_Direction_
Reading the listing below, count the lines that contain the word "also" and give that count alone.

## START

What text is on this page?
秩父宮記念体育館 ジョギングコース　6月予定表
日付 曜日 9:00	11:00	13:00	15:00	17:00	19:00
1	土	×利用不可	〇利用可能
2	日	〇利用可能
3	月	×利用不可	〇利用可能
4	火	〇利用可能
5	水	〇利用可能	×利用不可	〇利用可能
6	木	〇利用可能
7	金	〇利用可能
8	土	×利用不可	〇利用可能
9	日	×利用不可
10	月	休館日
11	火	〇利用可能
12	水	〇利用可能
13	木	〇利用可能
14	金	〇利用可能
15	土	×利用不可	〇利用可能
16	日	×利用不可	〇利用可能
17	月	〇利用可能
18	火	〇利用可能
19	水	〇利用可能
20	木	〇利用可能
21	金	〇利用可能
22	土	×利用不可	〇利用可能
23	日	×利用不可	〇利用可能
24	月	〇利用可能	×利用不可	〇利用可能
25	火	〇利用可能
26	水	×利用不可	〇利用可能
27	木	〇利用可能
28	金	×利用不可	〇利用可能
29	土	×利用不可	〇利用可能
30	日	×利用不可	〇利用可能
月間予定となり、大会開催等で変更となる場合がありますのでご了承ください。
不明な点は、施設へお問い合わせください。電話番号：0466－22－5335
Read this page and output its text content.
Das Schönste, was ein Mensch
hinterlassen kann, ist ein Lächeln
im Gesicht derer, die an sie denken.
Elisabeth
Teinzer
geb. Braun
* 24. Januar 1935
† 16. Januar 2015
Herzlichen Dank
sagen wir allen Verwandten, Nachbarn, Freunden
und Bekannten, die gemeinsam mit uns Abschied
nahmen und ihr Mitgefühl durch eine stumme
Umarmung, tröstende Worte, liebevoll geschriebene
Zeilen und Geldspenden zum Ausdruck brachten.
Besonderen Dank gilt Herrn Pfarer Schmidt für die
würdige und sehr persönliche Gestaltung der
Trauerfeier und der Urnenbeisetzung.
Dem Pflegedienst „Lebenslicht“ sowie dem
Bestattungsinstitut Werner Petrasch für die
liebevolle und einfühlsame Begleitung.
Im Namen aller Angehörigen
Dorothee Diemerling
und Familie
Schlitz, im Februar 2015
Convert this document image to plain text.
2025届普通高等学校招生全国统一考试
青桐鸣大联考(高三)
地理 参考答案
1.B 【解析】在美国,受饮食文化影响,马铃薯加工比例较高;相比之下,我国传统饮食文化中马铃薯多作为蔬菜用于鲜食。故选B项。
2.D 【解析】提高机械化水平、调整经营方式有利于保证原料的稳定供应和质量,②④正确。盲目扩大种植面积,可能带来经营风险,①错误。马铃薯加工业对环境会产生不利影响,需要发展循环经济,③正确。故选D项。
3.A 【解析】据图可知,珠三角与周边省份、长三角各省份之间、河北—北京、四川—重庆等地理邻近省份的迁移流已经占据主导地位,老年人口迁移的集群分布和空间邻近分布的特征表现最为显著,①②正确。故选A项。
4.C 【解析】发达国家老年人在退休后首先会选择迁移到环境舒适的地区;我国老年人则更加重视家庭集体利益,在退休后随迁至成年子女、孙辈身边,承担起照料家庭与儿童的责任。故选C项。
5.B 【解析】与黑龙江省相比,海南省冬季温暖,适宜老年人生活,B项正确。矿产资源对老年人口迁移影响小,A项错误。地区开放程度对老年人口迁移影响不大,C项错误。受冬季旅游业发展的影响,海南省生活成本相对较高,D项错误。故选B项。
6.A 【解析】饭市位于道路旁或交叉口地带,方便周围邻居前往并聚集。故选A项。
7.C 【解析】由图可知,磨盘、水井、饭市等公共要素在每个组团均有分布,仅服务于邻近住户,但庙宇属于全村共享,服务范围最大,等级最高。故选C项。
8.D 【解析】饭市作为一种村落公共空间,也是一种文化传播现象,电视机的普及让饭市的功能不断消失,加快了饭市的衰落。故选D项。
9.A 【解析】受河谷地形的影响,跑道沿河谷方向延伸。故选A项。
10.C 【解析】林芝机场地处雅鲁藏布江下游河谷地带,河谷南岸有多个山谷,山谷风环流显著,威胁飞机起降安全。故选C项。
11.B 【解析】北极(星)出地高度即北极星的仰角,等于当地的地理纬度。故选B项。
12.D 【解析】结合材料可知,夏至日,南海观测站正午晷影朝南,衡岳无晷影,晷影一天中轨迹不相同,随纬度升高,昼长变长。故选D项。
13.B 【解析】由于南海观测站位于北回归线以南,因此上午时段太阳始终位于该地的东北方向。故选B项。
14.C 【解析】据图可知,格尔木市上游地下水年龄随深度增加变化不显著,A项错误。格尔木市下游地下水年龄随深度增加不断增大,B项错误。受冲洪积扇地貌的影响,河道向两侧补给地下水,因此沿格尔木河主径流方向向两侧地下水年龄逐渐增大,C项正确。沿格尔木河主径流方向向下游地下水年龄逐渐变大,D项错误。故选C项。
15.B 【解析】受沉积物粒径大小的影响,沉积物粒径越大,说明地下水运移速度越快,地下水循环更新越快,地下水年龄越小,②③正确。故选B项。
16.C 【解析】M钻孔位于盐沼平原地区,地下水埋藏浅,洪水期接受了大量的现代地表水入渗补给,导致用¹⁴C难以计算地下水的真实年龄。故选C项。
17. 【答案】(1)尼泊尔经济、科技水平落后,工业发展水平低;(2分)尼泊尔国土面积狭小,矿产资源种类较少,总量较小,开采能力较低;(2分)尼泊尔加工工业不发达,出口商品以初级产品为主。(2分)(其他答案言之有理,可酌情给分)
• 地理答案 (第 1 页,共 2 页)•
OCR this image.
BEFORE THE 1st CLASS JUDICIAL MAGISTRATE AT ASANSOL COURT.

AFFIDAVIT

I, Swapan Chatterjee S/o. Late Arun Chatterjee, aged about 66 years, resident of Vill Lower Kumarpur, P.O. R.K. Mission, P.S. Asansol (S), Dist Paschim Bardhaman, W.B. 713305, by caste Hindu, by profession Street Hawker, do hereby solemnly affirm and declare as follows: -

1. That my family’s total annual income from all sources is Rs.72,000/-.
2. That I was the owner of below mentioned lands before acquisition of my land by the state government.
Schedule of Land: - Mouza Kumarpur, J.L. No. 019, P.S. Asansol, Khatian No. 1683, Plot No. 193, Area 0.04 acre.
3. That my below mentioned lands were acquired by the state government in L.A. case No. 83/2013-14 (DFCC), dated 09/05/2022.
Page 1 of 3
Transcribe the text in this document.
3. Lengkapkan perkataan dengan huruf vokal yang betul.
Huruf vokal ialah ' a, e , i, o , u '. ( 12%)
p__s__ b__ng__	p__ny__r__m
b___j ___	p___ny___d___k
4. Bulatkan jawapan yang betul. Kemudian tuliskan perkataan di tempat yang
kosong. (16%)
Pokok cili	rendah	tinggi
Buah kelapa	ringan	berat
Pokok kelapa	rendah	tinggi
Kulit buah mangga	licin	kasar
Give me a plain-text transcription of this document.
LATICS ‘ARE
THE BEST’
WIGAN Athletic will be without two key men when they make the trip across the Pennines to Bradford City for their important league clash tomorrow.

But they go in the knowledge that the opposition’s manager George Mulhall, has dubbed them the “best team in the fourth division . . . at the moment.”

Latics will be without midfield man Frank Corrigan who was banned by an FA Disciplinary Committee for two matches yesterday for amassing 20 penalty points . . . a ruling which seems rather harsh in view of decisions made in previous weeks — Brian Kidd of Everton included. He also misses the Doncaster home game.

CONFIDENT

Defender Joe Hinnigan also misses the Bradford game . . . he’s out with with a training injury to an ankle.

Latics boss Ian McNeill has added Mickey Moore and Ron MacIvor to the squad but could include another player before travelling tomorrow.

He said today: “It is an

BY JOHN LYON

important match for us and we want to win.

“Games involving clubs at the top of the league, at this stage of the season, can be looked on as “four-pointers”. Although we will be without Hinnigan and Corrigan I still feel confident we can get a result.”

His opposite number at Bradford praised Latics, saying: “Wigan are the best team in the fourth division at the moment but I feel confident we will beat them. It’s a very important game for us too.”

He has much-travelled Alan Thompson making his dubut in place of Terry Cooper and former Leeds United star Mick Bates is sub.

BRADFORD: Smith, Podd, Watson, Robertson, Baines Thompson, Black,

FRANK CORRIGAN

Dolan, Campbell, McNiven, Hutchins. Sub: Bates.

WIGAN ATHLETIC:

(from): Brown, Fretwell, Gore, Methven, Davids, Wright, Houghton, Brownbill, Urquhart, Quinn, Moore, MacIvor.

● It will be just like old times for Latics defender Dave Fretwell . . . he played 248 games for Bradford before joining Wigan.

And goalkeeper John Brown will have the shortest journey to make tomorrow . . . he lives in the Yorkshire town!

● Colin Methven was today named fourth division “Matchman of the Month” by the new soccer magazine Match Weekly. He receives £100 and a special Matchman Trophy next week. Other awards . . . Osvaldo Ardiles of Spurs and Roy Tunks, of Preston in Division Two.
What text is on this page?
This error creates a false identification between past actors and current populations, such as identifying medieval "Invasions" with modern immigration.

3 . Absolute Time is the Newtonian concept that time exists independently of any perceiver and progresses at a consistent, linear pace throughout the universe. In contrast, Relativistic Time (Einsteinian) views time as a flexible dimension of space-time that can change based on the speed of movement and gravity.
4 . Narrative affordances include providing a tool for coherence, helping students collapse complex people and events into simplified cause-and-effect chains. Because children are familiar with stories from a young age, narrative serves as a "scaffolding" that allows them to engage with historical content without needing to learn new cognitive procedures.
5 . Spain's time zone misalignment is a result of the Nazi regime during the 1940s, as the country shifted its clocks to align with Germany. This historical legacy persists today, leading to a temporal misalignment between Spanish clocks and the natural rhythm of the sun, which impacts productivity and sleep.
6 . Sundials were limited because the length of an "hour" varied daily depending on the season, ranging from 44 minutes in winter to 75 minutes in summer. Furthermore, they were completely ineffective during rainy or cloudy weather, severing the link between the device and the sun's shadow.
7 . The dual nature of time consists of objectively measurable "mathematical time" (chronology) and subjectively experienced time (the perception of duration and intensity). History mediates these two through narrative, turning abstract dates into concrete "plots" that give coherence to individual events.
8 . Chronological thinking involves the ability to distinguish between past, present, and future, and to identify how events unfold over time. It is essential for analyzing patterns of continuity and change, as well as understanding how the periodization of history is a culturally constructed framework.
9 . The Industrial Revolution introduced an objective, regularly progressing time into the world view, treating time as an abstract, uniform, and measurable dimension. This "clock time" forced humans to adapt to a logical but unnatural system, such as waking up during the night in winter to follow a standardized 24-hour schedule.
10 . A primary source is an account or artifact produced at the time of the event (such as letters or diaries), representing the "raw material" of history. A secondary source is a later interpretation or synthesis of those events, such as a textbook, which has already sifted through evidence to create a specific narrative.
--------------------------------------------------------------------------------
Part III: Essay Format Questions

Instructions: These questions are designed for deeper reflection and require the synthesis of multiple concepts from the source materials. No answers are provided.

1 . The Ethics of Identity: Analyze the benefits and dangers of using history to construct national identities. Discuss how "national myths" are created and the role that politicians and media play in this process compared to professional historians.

## END

_Written response_
2